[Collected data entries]

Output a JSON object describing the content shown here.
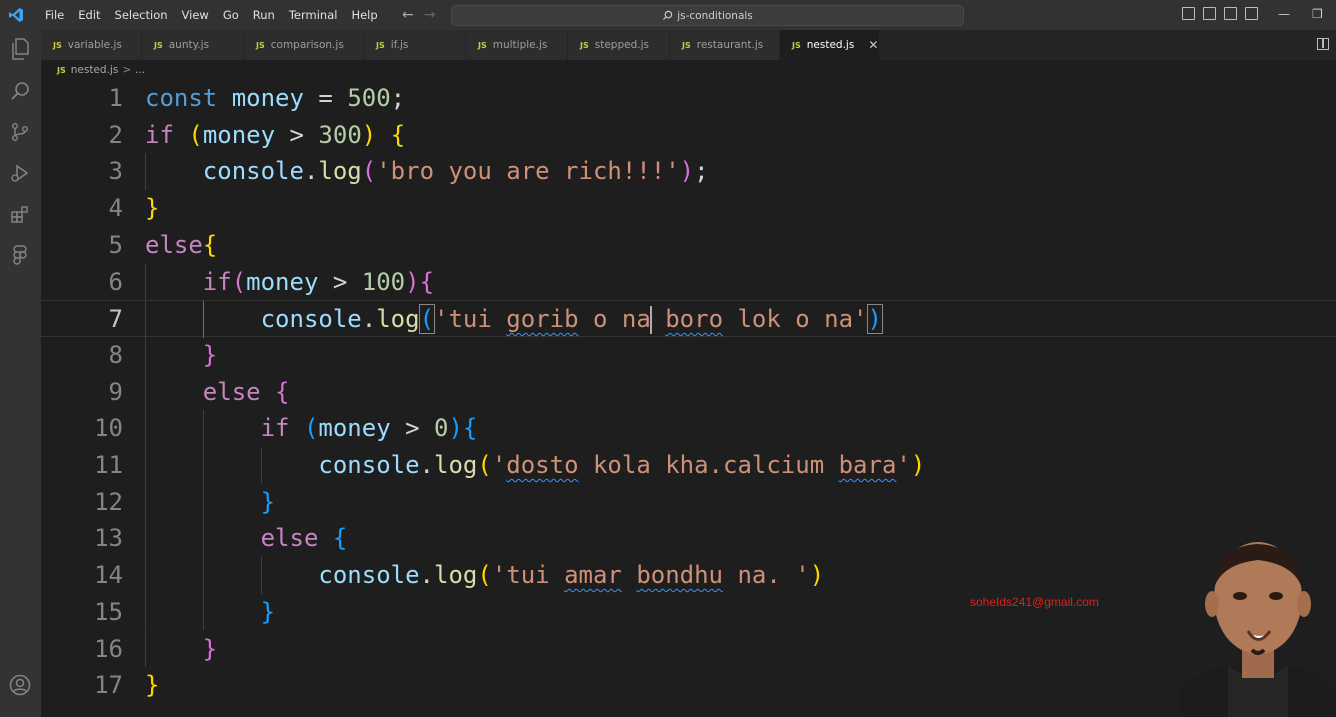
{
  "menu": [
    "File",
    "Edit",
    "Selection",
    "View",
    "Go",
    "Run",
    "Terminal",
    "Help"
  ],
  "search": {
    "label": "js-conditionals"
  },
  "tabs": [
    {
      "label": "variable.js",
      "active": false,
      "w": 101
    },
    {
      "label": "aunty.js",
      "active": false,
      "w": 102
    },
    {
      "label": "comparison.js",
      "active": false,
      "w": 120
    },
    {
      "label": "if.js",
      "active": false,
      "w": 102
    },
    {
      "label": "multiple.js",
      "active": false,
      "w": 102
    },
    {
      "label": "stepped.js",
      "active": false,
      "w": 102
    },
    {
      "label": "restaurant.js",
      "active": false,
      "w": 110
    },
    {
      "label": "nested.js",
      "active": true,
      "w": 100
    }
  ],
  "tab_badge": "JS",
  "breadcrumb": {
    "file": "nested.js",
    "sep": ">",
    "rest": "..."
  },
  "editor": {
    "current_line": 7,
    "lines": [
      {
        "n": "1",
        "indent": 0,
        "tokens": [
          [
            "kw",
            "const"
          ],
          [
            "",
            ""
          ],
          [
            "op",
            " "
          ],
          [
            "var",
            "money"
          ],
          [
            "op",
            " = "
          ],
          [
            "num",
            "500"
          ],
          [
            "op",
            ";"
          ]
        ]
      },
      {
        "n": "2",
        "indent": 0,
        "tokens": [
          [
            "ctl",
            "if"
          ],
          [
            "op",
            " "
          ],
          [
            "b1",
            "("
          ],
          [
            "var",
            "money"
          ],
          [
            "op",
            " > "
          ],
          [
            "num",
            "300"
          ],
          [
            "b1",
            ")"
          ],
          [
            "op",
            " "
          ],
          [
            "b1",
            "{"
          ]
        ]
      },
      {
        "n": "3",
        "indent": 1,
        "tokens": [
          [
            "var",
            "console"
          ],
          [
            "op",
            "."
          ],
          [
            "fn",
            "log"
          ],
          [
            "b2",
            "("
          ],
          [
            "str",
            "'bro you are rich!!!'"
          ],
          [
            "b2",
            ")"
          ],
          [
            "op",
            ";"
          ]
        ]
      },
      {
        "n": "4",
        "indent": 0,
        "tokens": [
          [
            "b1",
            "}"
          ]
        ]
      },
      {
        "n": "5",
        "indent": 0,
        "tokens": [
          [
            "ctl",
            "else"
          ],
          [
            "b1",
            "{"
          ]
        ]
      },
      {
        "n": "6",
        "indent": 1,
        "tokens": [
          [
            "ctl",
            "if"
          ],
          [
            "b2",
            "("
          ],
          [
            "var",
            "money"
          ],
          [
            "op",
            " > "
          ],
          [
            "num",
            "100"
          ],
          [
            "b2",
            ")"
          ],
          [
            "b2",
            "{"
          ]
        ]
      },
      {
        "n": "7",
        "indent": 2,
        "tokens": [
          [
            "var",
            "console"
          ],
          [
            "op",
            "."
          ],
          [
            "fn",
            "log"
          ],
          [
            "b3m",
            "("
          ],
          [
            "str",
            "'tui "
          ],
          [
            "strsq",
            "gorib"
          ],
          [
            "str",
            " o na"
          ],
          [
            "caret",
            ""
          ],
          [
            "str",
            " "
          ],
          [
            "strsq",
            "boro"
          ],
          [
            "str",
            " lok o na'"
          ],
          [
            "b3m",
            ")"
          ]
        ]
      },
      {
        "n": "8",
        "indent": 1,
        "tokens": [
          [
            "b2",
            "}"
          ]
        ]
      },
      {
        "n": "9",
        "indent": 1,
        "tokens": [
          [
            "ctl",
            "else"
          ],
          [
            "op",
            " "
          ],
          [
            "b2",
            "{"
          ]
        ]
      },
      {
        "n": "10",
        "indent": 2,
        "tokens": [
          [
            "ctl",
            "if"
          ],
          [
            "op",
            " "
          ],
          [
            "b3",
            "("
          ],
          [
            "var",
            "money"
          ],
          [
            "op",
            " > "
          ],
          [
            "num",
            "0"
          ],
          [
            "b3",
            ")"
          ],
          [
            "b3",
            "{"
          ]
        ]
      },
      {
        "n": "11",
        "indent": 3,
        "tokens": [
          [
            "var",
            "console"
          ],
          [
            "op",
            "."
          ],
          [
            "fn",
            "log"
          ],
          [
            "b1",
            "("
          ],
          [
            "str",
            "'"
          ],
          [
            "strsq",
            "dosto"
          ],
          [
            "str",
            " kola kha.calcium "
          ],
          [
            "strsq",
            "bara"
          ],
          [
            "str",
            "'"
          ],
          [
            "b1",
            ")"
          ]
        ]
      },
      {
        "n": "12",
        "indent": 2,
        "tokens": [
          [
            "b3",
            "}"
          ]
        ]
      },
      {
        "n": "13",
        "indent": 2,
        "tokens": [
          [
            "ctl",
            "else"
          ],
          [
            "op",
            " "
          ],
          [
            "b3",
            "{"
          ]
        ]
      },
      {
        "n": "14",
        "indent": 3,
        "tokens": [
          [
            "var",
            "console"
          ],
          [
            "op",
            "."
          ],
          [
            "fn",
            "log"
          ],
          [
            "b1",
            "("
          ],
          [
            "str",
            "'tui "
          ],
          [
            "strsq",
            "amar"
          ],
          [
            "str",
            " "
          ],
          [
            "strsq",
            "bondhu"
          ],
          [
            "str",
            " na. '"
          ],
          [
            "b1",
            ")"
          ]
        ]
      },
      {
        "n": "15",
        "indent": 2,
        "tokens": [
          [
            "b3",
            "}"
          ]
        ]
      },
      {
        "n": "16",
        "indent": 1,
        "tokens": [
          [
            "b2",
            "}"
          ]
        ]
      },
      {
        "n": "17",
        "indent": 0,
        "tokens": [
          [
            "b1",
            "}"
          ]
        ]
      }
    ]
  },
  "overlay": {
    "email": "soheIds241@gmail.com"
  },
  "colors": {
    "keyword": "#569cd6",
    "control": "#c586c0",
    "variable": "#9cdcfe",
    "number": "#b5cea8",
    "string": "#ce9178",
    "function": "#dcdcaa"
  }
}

- [SET EXERCISE]
Reproduce each entry precisely, dropping only the pictures.

- [COMPLETED TASK]
Output a JSON object describing the content shown here.
{
  "menu": [
    "File",
    "Edit",
    "Selection",
    "View",
    "Go",
    "Run",
    "Terminal",
    "Help"
  ],
  "search": {
    "label": "js-conditionals"
  },
  "tabs": [
    {
      "label": "variable.js",
      "active": false,
      "w": 101
    },
    {
      "label": "aunty.js",
      "active": false,
      "w": 102
    },
    {
      "label": "comparison.js",
      "active": false,
      "w": 120
    },
    {
      "label": "if.js",
      "active": false,
      "w": 102
    },
    {
      "label": "multiple.js",
      "active": false,
      "w": 102
    },
    {
      "label": "stepped.js",
      "active": false,
      "w": 102
    },
    {
      "label": "restaurant.js",
      "active": false,
      "w": 110
    },
    {
      "label": "nested.js",
      "active": true,
      "w": 100
    }
  ],
  "tab_badge": "JS",
  "breadcrumb": {
    "file": "nested.js",
    "sep": ">",
    "rest": "..."
  },
  "editor": {
    "current_line": 7,
    "lines": [
      {
        "n": "1",
        "indent": 0,
        "tokens": [
          [
            "kw",
            "const"
          ],
          [
            "",
            ""
          ],
          [
            "op",
            " "
          ],
          [
            "var",
            "money"
          ],
          [
            "op",
            " = "
          ],
          [
            "num",
            "500"
          ],
          [
            "op",
            ";"
          ]
        ]
      },
      {
        "n": "2",
        "indent": 0,
        "tokens": [
          [
            "ctl",
            "if"
          ],
          [
            "op",
            " "
          ],
          [
            "b1",
            "("
          ],
          [
            "var",
            "money"
          ],
          [
            "op",
            " > "
          ],
          [
            "num",
            "300"
          ],
          [
            "b1",
            ")"
          ],
          [
            "op",
            " "
          ],
          [
            "b1",
            "{"
          ]
        ]
      },
      {
        "n": "3",
        "indent": 1,
        "tokens": [
          [
            "var",
            "console"
          ],
          [
            "op",
            "."
          ],
          [
            "fn",
            "log"
          ],
          [
            "b2",
            "("
          ],
          [
            "str",
            "'bro you are rich!!!'"
          ],
          [
            "b2",
            ")"
          ],
          [
            "op",
            ";"
          ]
        ]
      },
      {
        "n": "4",
        "indent": 0,
        "tokens": [
          [
            "b1",
            "}"
          ]
        ]
      },
      {
        "n": "5",
        "indent": 0,
        "tokens": [
          [
            "ctl",
            "else"
          ],
          [
            "b1",
            "{"
          ]
        ]
      },
      {
        "n": "6",
        "indent": 1,
        "tokens": [
          [
            "ctl",
            "if"
          ],
          [
            "b2",
            "("
          ],
          [
            "var",
            "money"
          ],
          [
            "op",
            " > "
          ],
          [
            "num",
            "100"
          ],
          [
            "b2",
            ")"
          ],
          [
            "b2",
            "{"
          ]
        ]
      },
      {
        "n": "7",
        "indent": 2,
        "tokens": [
          [
            "var",
            "console"
          ],
          [
            "op",
            "."
          ],
          [
            "fn",
            "log"
          ],
          [
            "b3m",
            "("
          ],
          [
            "str",
            "'tui "
          ],
          [
            "strsq",
            "gorib"
          ],
          [
            "str",
            " o na"
          ],
          [
            "caret",
            ""
          ],
          [
            "str",
            " "
          ],
          [
            "strsq",
            "boro"
          ],
          [
            "str",
            " lok o na'"
          ],
          [
            "b3m",
            ")"
          ]
        ]
      },
      {
        "n": "8",
        "indent": 1,
        "tokens": [
          [
            "b2",
            "}"
          ]
        ]
      },
      {
        "n": "9",
        "indent": 1,
        "tokens": [
          [
            "ctl",
            "else"
          ],
          [
            "op",
            " "
          ],
          [
            "b2",
            "{"
          ]
        ]
      },
      {
        "n": "10",
        "indent": 2,
        "tokens": [
          [
            "ctl",
            "if"
          ],
          [
            "op",
            " "
          ],
          [
            "b3",
            "("
          ],
          [
            "var",
            "money"
          ],
          [
            "op",
            " > "
          ],
          [
            "num",
            "0"
          ],
          [
            "b3",
            ")"
          ],
          [
            "b3",
            "{"
          ]
        ]
      },
      {
        "n": "11",
        "indent": 3,
        "tokens": [
          [
            "var",
            "console"
          ],
          [
            "op",
            "."
          ],
          [
            "fn",
            "log"
          ],
          [
            "b1",
            "("
          ],
          [
            "str",
            "'"
          ],
          [
            "strsq",
            "dosto"
          ],
          [
            "str",
            " kola kha.calcium "
          ],
          [
            "strsq",
            "bara"
          ],
          [
            "str",
            "'"
          ],
          [
            "b1",
            ")"
          ]
        ]
      },
      {
        "n": "12",
        "indent": 2,
        "tokens": [
          [
            "b3",
            "}"
          ]
        ]
      },
      {
        "n": "13",
        "indent": 2,
        "tokens": [
          [
            "ctl",
            "else"
          ],
          [
            "op",
            " "
          ],
          [
            "b3",
            "{"
          ]
        ]
      },
      {
        "n": "14",
        "indent": 3,
        "tokens": [
          [
            "var",
            "console"
          ],
          [
            "op",
            "."
          ],
          [
            "fn",
            "log"
          ],
          [
            "b1",
            "("
          ],
          [
            "str",
            "'tui "
          ],
          [
            "strsq",
            "amar"
          ],
          [
            "str",
            " "
          ],
          [
            "strsq",
            "bondhu"
          ],
          [
            "str",
            " na. '"
          ],
          [
            "b1",
            ")"
          ]
        ]
      },
      {
        "n": "15",
        "indent": 2,
        "tokens": [
          [
            "b3",
            "}"
          ]
        ]
      },
      {
        "n": "16",
        "indent": 1,
        "tokens": [
          [
            "b2",
            "}"
          ]
        ]
      },
      {
        "n": "17",
        "indent": 0,
        "tokens": [
          [
            "b1",
            "}"
          ]
        ]
      }
    ]
  },
  "overlay": {
    "email": "soheIds241@gmail.com"
  },
  "colors": {
    "keyword": "#569cd6",
    "control": "#c586c0",
    "variable": "#9cdcfe",
    "number": "#b5cea8",
    "string": "#ce9178",
    "function": "#dcdcaa"
  }
}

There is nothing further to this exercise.